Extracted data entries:
◆ ◆ ◆

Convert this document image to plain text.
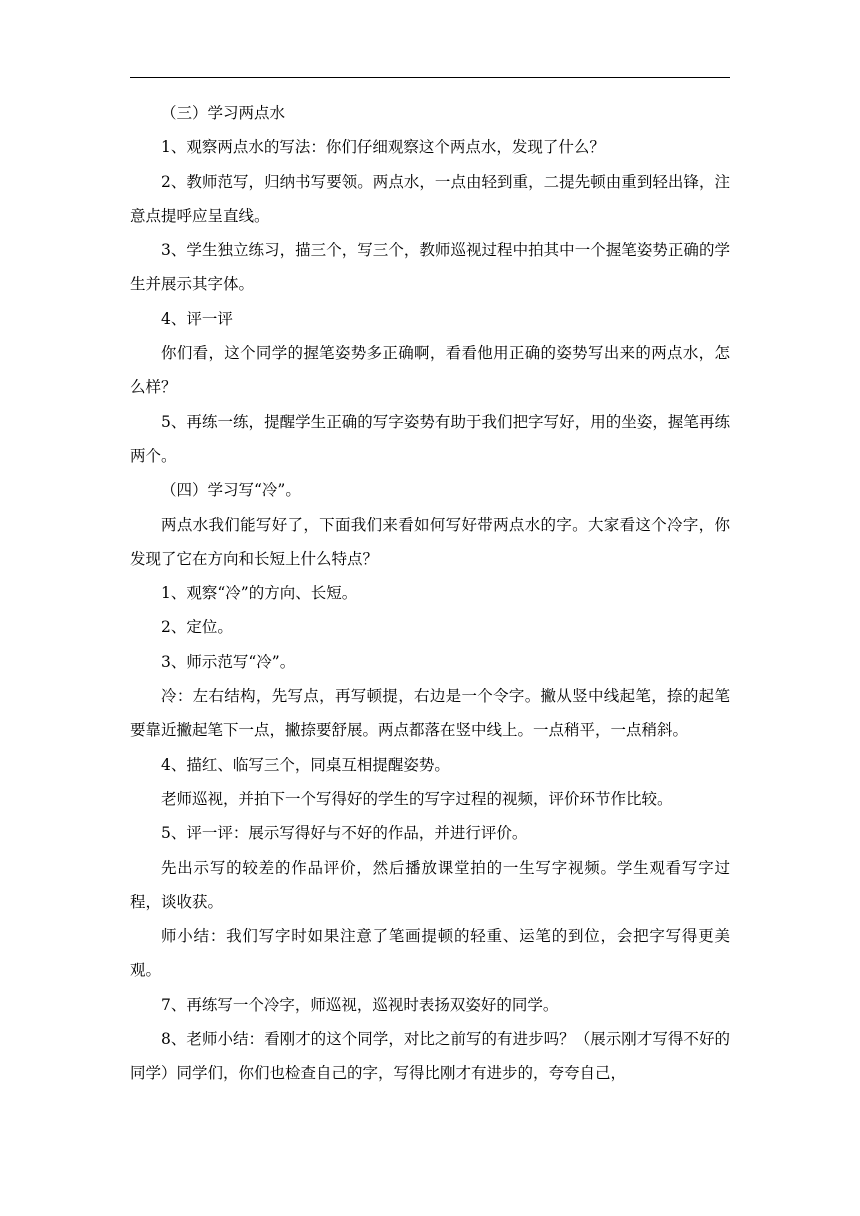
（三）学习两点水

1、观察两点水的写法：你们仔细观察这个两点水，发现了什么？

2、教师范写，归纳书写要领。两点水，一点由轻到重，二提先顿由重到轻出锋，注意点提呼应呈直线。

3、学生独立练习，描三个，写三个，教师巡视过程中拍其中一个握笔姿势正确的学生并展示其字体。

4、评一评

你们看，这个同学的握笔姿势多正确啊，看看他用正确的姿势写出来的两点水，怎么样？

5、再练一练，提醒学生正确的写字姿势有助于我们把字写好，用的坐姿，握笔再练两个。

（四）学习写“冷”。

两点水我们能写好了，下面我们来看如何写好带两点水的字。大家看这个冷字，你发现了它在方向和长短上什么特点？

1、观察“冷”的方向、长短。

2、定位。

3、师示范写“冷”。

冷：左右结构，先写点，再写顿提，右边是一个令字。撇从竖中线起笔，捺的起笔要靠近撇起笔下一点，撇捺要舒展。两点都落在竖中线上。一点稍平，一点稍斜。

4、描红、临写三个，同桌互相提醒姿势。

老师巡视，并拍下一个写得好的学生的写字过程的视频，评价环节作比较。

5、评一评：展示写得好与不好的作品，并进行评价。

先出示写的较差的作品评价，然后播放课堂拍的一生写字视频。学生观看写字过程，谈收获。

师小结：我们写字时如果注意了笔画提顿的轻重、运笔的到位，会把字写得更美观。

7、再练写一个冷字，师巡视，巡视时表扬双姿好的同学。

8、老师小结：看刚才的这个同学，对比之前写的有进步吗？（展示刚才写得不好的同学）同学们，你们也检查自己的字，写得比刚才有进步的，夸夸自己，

◆ ◆ ◆

Reproduce each line exactly as it appears, omitting the pictures.

Convert this document image to plain text.
（三）学习两点水

1、观察两点水的写法：你们仔细观察这个两点水，发现了什么？

2、教师范写，归纳书写要领。两点水，一点由轻到重，二提先顿由重到轻出锋，注意点提呼应呈直线。

3、学生独立练习，描三个，写三个，教师巡视过程中拍其中一个握笔姿势正确的学生并展示其字体。

4、评一评

你们看，这个同学的握笔姿势多正确啊，看看他用正确的姿势写出来的两点水，怎么样？

5、再练一练，提醒学生正确的写字姿势有助于我们把字写好，用的坐姿，握笔再练两个。

（四）学习写“冷”。

两点水我们能写好了，下面我们来看如何写好带两点水的字。大家看这个冷字，你发现了它在方向和长短上什么特点？

1、观察“冷”的方向、长短。

2、定位。

3、师示范写“冷”。

冷：左右结构，先写点，再写顿提，右边是一个令字。撇从竖中线起笔，捺的起笔要靠近撇起笔下一点，撇捺要舒展。两点都落在竖中线上。一点稍平，一点稍斜。

4、描红、临写三个，同桌互相提醒姿势。

老师巡视，并拍下一个写得好的学生的写字过程的视频，评价环节作比较。

5、评一评：展示写得好与不好的作品，并进行评价。

先出示写的较差的作品评价，然后播放课堂拍的一生写字视频。学生观看写字过程，谈收获。

师小结：我们写字时如果注意了笔画提顿的轻重、运笔的到位，会把字写得更美观。

7、再练写一个冷字，师巡视，巡视时表扬双姿好的同学。

8、老师小结：看刚才的这个同学，对比之前写的有进步吗？（展示刚才写得不好的同学）同学们，你们也检查自己的字，写得比刚才有进步的，夸夸自己，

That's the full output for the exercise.